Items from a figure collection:
>> Begin

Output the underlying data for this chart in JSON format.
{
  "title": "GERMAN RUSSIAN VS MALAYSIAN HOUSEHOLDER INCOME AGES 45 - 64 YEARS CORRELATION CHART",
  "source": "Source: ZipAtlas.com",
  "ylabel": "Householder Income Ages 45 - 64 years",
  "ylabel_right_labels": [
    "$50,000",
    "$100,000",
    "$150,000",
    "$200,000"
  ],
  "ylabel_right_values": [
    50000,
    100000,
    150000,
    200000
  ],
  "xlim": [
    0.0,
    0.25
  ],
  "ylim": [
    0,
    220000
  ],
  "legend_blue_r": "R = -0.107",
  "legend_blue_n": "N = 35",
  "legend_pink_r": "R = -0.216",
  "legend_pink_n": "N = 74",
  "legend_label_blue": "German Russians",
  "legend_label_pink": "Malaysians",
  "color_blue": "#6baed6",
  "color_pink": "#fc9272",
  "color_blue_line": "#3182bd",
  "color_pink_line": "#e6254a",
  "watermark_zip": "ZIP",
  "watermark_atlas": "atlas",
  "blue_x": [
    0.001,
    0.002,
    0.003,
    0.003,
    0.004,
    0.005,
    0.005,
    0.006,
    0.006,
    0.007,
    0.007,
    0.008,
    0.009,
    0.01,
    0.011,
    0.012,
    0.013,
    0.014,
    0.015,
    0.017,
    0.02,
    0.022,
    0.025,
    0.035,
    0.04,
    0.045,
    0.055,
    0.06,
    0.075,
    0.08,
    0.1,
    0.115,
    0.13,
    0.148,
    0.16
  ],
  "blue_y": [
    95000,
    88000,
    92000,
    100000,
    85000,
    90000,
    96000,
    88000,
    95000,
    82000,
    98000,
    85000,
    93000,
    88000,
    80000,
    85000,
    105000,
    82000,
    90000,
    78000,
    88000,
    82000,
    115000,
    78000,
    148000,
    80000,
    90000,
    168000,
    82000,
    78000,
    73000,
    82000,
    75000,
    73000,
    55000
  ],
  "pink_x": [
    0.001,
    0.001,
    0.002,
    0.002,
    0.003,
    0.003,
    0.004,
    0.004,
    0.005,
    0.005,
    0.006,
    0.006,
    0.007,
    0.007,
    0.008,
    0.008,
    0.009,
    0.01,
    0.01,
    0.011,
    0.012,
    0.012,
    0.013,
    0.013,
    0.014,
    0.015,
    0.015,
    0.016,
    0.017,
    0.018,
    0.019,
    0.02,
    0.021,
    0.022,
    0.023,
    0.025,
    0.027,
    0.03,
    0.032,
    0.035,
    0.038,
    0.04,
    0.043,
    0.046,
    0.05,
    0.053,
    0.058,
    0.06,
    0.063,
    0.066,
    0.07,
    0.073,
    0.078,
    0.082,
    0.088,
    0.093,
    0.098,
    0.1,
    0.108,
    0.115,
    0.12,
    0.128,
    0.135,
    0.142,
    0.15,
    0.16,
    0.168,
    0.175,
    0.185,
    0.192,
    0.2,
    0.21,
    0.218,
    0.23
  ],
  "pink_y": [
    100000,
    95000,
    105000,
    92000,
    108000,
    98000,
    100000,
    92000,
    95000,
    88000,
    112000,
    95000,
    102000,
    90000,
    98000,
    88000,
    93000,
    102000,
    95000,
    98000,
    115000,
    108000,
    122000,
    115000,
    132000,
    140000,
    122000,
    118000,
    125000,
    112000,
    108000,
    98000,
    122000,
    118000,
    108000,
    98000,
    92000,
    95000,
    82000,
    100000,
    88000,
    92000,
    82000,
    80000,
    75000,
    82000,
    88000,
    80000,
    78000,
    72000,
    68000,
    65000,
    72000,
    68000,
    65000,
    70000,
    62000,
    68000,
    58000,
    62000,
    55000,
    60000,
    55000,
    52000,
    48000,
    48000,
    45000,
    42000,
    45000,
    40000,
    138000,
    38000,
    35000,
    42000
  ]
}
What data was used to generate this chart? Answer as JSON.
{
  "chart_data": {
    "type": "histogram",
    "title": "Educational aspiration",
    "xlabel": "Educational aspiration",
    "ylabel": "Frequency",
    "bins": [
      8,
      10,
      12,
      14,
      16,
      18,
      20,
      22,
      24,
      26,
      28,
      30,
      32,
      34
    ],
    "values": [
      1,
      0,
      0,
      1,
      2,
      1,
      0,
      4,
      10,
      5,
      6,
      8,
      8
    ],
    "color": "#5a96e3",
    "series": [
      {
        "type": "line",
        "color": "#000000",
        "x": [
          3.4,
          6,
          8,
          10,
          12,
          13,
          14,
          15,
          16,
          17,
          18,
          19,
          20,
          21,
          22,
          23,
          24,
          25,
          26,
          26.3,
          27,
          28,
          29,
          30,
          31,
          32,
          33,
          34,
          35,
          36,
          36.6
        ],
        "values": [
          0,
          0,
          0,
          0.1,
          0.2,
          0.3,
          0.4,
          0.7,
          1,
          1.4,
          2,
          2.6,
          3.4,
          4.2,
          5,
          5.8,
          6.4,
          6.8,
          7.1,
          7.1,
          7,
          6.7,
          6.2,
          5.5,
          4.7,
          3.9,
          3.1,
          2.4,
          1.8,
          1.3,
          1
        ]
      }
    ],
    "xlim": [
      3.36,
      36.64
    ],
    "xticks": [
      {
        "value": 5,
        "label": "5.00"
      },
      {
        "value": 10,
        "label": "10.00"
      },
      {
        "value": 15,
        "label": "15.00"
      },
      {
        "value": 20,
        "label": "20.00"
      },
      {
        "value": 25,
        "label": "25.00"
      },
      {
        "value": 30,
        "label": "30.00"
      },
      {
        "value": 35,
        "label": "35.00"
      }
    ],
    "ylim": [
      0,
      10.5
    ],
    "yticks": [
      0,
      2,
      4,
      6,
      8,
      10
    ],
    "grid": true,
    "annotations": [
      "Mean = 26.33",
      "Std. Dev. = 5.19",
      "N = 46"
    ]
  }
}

>> End

Exercise » Extract the listing in its entirety, matching it exactly.

Exercise output »
Output the underlying data for this chart in JSON format.
{
  "title": "GERMAN RUSSIAN VS MALAYSIAN HOUSEHOLDER INCOME AGES 45 - 64 YEARS CORRELATION CHART",
  "source": "Source: ZipAtlas.com",
  "ylabel": "Householder Income Ages 45 - 64 years",
  "ylabel_right_labels": [
    "$50,000",
    "$100,000",
    "$150,000",
    "$200,000"
  ],
  "ylabel_right_values": [
    50000,
    100000,
    150000,
    200000
  ],
  "xlim": [
    0.0,
    0.25
  ],
  "ylim": [
    0,
    220000
  ],
  "legend_blue_r": "R = -0.107",
  "legend_blue_n": "N = 35",
  "legend_pink_r": "R = -0.216",
  "legend_pink_n": "N = 74",
  "legend_label_blue": "German Russians",
  "legend_label_pink": "Malaysians",
  "color_blue": "#6baed6",
  "color_pink": "#fc9272",
  "color_blue_line": "#3182bd",
  "color_pink_line": "#e6254a",
  "watermark_zip": "ZIP",
  "watermark_atlas": "atlas",
  "blue_x": [
    0.001,
    0.002,
    0.003,
    0.003,
    0.004,
    0.005,
    0.005,
    0.006,
    0.006,
    0.007,
    0.007,
    0.008,
    0.009,
    0.01,
    0.011,
    0.012,
    0.013,
    0.014,
    0.015,
    0.017,
    0.02,
    0.022,
    0.025,
    0.035,
    0.04,
    0.045,
    0.055,
    0.06,
    0.075,
    0.08,
    0.1,
    0.115,
    0.13,
    0.148,
    0.16
  ],
  "blue_y": [
    95000,
    88000,
    92000,
    100000,
    85000,
    90000,
    96000,
    88000,
    95000,
    82000,
    98000,
    85000,
    93000,
    88000,
    80000,
    85000,
    105000,
    82000,
    90000,
    78000,
    88000,
    82000,
    115000,
    78000,
    148000,
    80000,
    90000,
    168000,
    82000,
    78000,
    73000,
    82000,
    75000,
    73000,
    55000
  ],
  "pink_x": [
    0.001,
    0.001,
    0.002,
    0.002,
    0.003,
    0.003,
    0.004,
    0.004,
    0.005,
    0.005,
    0.006,
    0.006,
    0.007,
    0.007,
    0.008,
    0.008,
    0.009,
    0.01,
    0.01,
    0.011,
    0.012,
    0.012,
    0.013,
    0.013,
    0.014,
    0.015,
    0.015,
    0.016,
    0.017,
    0.018,
    0.019,
    0.02,
    0.021,
    0.022,
    0.023,
    0.025,
    0.027,
    0.03,
    0.032,
    0.035,
    0.038,
    0.04,
    0.043,
    0.046,
    0.05,
    0.053,
    0.058,
    0.06,
    0.063,
    0.066,
    0.07,
    0.073,
    0.078,
    0.082,
    0.088,
    0.093,
    0.098,
    0.1,
    0.108,
    0.115,
    0.12,
    0.128,
    0.135,
    0.142,
    0.15,
    0.16,
    0.168,
    0.175,
    0.185,
    0.192,
    0.2,
    0.21,
    0.218,
    0.23
  ],
  "pink_y": [
    100000,
    95000,
    105000,
    92000,
    108000,
    98000,
    100000,
    92000,
    95000,
    88000,
    112000,
    95000,
    102000,
    90000,
    98000,
    88000,
    93000,
    102000,
    95000,
    98000,
    115000,
    108000,
    122000,
    115000,
    132000,
    140000,
    122000,
    118000,
    125000,
    112000,
    108000,
    98000,
    122000,
    118000,
    108000,
    98000,
    92000,
    95000,
    82000,
    100000,
    88000,
    92000,
    82000,
    80000,
    75000,
    82000,
    88000,
    80000,
    78000,
    72000,
    68000,
    65000,
    72000,
    68000,
    65000,
    70000,
    62000,
    68000,
    58000,
    62000,
    55000,
    60000,
    55000,
    52000,
    48000,
    48000,
    45000,
    42000,
    45000,
    40000,
    138000,
    38000,
    35000,
    42000
  ]
}
What data was used to generate this chart? Answer as JSON.
{
  "chart_data": {
    "type": "histogram",
    "title": "Educational aspiration",
    "xlabel": "Educational aspiration",
    "ylabel": "Frequency",
    "bins": [
      8,
      10,
      12,
      14,
      16,
      18,
      20,
      22,
      24,
      26,
      28,
      30,
      32,
      34
    ],
    "values": [
      1,
      0,
      0,
      1,
      2,
      1,
      0,
      4,
      10,
      5,
      6,
      8,
      8
    ],
    "color": "#5a96e3",
    "series": [
      {
        "type": "line",
        "color": "#000000",
        "x": [
          3.4,
          6,
          8,
          10,
          12,
          13,
          14,
          15,
          16,
          17,
          18,
          19,
          20,
          21,
          22,
          23,
          24,
          25,
          26,
          26.3,
          27,
          28,
          29,
          30,
          31,
          32,
          33,
          34,
          35,
          36,
          36.6
        ],
        "values": [
          0,
          0,
          0,
          0.1,
          0.2,
          0.3,
          0.4,
          0.7,
          1,
          1.4,
          2,
          2.6,
          3.4,
          4.2,
          5,
          5.8,
          6.4,
          6.8,
          7.1,
          7.1,
          7,
          6.7,
          6.2,
          5.5,
          4.7,
          3.9,
          3.1,
          2.4,
          1.8,
          1.3,
          1
        ]
      }
    ],
    "xlim": [
      3.36,
      36.64
    ],
    "xticks": [
      {
        "value": 5,
        "label": "5.00"
      },
      {
        "value": 10,
        "label": "10.00"
      },
      {
        "value": 15,
        "label": "15.00"
      },
      {
        "value": 20,
        "label": "20.00"
      },
      {
        "value": 25,
        "label": "25.00"
      },
      {
        "value": 30,
        "label": "30.00"
      },
      {
        "value": 35,
        "label": "35.00"
      }
    ],
    "ylim": [
      0,
      10.5
    ],
    "yticks": [
      0,
      2,
      4,
      6,
      8,
      10
    ],
    "grid": true,
    "annotations": [
      "Mean = 26.33",
      "Std. Dev. = 5.19",
      "N = 46"
    ]
  }
}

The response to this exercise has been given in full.